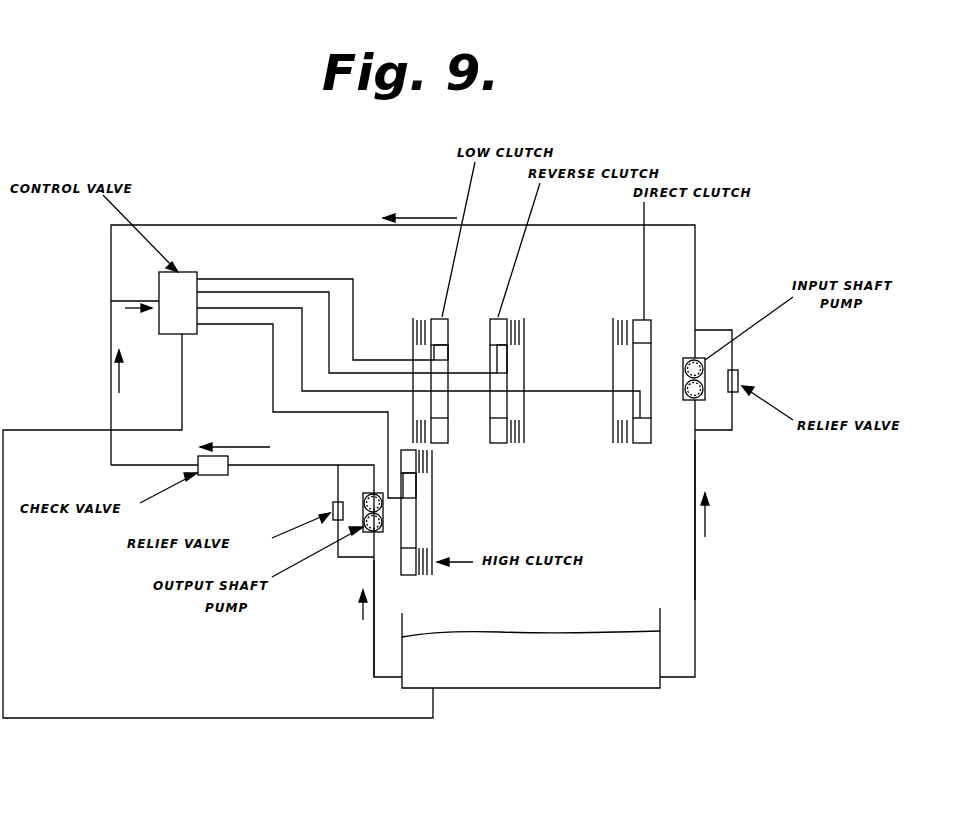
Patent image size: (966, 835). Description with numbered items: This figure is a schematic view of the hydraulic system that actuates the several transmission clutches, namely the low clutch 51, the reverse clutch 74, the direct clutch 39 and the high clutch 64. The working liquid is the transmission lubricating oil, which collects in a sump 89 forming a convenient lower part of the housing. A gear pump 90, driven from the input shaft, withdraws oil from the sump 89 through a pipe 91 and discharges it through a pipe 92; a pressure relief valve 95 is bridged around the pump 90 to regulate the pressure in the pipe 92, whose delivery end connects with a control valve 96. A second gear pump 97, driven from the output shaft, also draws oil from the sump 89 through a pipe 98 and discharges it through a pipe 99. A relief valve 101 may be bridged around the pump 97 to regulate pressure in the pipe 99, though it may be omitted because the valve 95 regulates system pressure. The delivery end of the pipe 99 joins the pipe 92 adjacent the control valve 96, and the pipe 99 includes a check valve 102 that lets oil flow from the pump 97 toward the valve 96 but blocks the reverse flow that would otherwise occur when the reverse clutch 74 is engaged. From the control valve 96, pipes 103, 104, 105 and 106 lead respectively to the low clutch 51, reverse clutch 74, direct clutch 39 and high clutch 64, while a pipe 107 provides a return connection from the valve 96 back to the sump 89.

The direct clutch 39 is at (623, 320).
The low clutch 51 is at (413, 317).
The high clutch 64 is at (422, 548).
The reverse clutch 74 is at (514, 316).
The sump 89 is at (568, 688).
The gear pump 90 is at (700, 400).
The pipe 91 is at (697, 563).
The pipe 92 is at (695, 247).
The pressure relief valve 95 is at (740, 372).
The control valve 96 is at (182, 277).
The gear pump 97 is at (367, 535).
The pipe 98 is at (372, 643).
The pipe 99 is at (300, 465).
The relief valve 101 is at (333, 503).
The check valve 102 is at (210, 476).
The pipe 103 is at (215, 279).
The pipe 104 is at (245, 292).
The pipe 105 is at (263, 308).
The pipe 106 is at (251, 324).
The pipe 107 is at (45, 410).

**INSTRUCTIONS FOR THE TASK**
Reproduce the data above word for word, leaving out the picture.

**WRITTEN ANSWER**
Patent image size: (966, 835). Description with numbered items: This figure is a schematic view of the hydraulic system that actuates the several transmission clutches, namely the low clutch 51, the reverse clutch 74, the direct clutch 39 and the high clutch 64. The working liquid is the transmission lubricating oil, which collects in a sump 89 forming a convenient lower part of the housing. A gear pump 90, driven from the input shaft, withdraws oil from the sump 89 through a pipe 91 and discharges it through a pipe 92; a pressure relief valve 95 is bridged around the pump 90 to regulate the pressure in the pipe 92, whose delivery end connects with a control valve 96. A second gear pump 97, driven from the output shaft, also draws oil from the sump 89 through a pipe 98 and discharges it through a pipe 99. A relief valve 101 may be bridged around the pump 97 to regulate pressure in the pipe 99, though it may be omitted because the valve 95 regulates system pressure. The delivery end of the pipe 99 joins the pipe 92 adjacent the control valve 96, and the pipe 99 includes a check valve 102 that lets oil flow from the pump 97 toward the valve 96 but blocks the reverse flow that would otherwise occur when the reverse clutch 74 is engaged. From the control valve 96, pipes 103, 104, 105 and 106 lead respectively to the low clutch 51, reverse clutch 74, direct clutch 39 and high clutch 64, while a pipe 107 provides a return connection from the valve 96 back to the sump 89.

The direct clutch 39 is at (623, 320).
The low clutch 51 is at (413, 317).
The high clutch 64 is at (422, 548).
The reverse clutch 74 is at (514, 316).
The sump 89 is at (568, 688).
The gear pump 90 is at (700, 400).
The pipe 91 is at (697, 563).
The pipe 92 is at (695, 247).
The pressure relief valve 95 is at (740, 372).
The control valve 96 is at (182, 277).
The gear pump 97 is at (367, 535).
The pipe 98 is at (372, 643).
The pipe 99 is at (300, 465).
The relief valve 101 is at (333, 503).
The check valve 102 is at (210, 476).
The pipe 103 is at (215, 279).
The pipe 104 is at (245, 292).
The pipe 105 is at (263, 308).
The pipe 106 is at (251, 324).
The pipe 107 is at (45, 410).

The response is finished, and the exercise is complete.